■ Excerpted records ■

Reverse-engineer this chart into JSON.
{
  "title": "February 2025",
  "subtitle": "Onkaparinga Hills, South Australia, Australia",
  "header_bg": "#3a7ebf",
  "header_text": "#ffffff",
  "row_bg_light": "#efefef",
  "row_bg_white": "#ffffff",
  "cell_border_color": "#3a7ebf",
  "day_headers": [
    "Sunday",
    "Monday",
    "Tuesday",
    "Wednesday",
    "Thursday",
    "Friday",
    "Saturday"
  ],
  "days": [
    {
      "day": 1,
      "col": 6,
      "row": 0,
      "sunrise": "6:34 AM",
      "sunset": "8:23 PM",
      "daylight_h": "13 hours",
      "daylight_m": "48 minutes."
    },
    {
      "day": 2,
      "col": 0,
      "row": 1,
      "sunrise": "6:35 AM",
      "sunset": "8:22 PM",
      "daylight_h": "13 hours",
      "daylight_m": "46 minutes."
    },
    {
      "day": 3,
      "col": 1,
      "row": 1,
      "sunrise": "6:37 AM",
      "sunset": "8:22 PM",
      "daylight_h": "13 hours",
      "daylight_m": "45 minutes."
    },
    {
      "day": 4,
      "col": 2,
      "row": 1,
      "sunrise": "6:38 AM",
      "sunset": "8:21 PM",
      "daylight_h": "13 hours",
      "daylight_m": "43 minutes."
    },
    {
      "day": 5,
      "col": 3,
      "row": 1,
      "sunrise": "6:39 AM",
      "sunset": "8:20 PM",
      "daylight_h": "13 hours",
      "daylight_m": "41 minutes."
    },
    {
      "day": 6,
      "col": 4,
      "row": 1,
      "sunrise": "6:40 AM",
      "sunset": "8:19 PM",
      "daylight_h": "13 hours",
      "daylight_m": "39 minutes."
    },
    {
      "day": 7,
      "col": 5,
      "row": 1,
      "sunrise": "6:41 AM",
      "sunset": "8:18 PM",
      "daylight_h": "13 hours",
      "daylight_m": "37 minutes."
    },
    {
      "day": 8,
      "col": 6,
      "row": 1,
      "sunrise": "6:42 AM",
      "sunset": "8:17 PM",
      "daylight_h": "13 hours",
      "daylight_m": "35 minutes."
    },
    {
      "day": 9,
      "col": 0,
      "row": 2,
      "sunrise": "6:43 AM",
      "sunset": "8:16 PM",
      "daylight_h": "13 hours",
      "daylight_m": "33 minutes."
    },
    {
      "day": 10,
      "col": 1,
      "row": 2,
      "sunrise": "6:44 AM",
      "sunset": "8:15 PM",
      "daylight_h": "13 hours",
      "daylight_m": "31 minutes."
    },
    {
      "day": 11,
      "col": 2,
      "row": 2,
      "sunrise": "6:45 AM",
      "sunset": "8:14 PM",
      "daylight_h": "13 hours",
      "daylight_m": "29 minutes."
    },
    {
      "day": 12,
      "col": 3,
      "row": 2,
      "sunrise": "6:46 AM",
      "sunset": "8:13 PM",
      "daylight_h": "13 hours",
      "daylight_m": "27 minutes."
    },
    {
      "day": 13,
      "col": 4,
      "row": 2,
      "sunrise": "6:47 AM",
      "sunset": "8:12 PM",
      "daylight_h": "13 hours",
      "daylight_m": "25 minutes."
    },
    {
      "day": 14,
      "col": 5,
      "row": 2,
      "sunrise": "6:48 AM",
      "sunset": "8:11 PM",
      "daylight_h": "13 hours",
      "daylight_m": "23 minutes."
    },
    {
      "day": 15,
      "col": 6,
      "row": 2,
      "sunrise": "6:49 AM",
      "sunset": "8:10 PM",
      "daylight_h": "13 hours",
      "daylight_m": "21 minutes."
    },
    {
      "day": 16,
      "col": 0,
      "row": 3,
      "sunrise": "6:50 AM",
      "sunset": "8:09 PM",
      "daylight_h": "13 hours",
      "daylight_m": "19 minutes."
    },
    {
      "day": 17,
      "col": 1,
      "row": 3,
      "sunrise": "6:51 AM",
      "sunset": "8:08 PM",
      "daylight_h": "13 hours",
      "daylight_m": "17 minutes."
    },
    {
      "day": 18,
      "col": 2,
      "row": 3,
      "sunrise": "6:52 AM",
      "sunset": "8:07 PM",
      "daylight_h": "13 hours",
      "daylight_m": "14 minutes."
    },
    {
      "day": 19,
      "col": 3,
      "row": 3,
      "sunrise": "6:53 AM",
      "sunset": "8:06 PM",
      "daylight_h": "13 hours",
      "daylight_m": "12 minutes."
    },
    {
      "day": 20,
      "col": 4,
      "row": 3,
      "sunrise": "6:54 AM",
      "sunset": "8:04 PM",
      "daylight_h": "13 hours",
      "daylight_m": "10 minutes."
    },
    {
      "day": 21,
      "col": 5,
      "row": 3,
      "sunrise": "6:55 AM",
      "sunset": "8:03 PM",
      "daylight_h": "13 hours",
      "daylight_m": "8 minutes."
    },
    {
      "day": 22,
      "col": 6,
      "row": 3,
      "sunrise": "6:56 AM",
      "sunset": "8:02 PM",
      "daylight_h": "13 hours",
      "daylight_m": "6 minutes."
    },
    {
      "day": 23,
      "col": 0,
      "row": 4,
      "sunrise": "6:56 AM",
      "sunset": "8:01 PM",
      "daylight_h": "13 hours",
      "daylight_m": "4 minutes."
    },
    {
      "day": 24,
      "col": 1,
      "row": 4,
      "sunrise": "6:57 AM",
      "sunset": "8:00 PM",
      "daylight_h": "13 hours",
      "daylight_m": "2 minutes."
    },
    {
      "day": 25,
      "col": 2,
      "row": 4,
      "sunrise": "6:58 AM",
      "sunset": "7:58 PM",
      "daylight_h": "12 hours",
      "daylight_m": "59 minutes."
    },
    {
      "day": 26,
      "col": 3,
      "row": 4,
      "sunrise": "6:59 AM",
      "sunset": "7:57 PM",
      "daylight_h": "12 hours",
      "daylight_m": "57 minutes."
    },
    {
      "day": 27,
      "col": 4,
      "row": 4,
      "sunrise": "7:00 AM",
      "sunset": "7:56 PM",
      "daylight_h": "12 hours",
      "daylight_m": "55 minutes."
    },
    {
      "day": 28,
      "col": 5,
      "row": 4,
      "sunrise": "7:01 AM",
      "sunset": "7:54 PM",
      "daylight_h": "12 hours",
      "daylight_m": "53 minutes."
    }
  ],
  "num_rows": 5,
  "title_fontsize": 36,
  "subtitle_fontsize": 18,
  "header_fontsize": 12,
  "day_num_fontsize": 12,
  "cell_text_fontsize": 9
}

■ What you will do ■
Pull out every line holding "ffffff" from the records above, and copy it.

■ Task output ■
  "header_text": "#ffffff",
  "row_bg_white": "#ffffff",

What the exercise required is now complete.